BEGIN THE INPUT

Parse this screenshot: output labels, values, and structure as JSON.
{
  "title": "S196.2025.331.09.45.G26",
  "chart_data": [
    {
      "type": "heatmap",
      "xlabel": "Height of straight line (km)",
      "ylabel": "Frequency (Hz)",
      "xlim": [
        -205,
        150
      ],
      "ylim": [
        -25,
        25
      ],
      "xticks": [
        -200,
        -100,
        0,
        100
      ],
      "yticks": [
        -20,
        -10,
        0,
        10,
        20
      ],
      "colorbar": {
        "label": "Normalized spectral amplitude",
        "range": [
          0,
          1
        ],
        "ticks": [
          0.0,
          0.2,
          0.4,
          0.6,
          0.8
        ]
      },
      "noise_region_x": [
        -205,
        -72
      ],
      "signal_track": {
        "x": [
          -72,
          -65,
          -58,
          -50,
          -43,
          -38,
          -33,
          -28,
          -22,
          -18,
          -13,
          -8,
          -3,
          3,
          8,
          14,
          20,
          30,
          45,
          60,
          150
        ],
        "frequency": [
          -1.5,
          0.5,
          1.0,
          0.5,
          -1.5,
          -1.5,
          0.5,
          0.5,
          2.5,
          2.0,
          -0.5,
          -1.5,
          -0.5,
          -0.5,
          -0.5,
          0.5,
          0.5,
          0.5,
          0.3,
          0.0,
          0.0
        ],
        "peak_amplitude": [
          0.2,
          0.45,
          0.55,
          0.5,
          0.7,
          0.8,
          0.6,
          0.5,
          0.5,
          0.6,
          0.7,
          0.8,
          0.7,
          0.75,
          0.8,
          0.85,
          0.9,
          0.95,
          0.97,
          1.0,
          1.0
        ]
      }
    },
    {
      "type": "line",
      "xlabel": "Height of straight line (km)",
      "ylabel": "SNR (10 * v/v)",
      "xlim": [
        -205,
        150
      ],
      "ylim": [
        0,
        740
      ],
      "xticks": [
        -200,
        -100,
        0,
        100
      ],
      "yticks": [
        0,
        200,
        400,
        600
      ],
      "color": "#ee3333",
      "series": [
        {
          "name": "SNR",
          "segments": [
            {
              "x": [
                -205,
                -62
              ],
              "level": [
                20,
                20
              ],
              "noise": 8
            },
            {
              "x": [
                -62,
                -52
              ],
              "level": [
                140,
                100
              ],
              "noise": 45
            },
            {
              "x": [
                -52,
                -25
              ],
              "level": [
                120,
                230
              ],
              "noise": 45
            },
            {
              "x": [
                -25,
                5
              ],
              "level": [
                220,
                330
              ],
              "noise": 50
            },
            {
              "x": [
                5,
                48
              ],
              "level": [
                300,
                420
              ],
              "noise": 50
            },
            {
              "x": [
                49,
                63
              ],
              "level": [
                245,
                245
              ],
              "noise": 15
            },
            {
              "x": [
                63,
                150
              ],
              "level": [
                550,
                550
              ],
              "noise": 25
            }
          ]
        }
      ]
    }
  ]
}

END THE INPUT

§ **WHAT IS BEING ASKED**:
Every line of the records above needs to be given again exactly.

§ **TASK ANSWER**:
Parse this screenshot: output labels, values, and structure as JSON.
{
  "title": "S196.2025.331.09.45.G26",
  "chart_data": [
    {
      "type": "heatmap",
      "xlabel": "Height of straight line (km)",
      "ylabel": "Frequency (Hz)",
      "xlim": [
        -205,
        150
      ],
      "ylim": [
        -25,
        25
      ],
      "xticks": [
        -200,
        -100,
        0,
        100
      ],
      "yticks": [
        -20,
        -10,
        0,
        10,
        20
      ],
      "colorbar": {
        "label": "Normalized spectral amplitude",
        "range": [
          0,
          1
        ],
        "ticks": [
          0.0,
          0.2,
          0.4,
          0.6,
          0.8
        ]
      },
      "noise_region_x": [
        -205,
        -72
      ],
      "signal_track": {
        "x": [
          -72,
          -65,
          -58,
          -50,
          -43,
          -38,
          -33,
          -28,
          -22,
          -18,
          -13,
          -8,
          -3,
          3,
          8,
          14,
          20,
          30,
          45,
          60,
          150
        ],
        "frequency": [
          -1.5,
          0.5,
          1.0,
          0.5,
          -1.5,
          -1.5,
          0.5,
          0.5,
          2.5,
          2.0,
          -0.5,
          -1.5,
          -0.5,
          -0.5,
          -0.5,
          0.5,
          0.5,
          0.5,
          0.3,
          0.0,
          0.0
        ],
        "peak_amplitude": [
          0.2,
          0.45,
          0.55,
          0.5,
          0.7,
          0.8,
          0.6,
          0.5,
          0.5,
          0.6,
          0.7,
          0.8,
          0.7,
          0.75,
          0.8,
          0.85,
          0.9,
          0.95,
          0.97,
          1.0,
          1.0
        ]
      }
    },
    {
      "type": "line",
      "xlabel": "Height of straight line (km)",
      "ylabel": "SNR (10 * v/v)",
      "xlim": [
        -205,
        150
      ],
      "ylim": [
        0,
        740
      ],
      "xticks": [
        -200,
        -100,
        0,
        100
      ],
      "yticks": [
        0,
        200,
        400,
        600
      ],
      "color": "#ee3333",
      "series": [
        {
          "name": "SNR",
          "segments": [
            {
              "x": [
                -205,
                -62
              ],
              "level": [
                20,
                20
              ],
              "noise": 8
            },
            {
              "x": [
                -62,
                -52
              ],
              "level": [
                140,
                100
              ],
              "noise": 45
            },
            {
              "x": [
                -52,
                -25
              ],
              "level": [
                120,
                230
              ],
              "noise": 45
            },
            {
              "x": [
                -25,
                5
              ],
              "level": [
                220,
                330
              ],
              "noise": 50
            },
            {
              "x": [
                5,
                48
              ],
              "level": [
                300,
                420
              ],
              "noise": 50
            },
            {
              "x": [
                49,
                63
              ],
              "level": [
                245,
                245
              ],
              "noise": 15
            },
            {
              "x": [
                63,
                150
              ],
              "level": [
                550,
                550
              ],
              "noise": 25
            }
          ]
        }
      ]
    }
  ]
}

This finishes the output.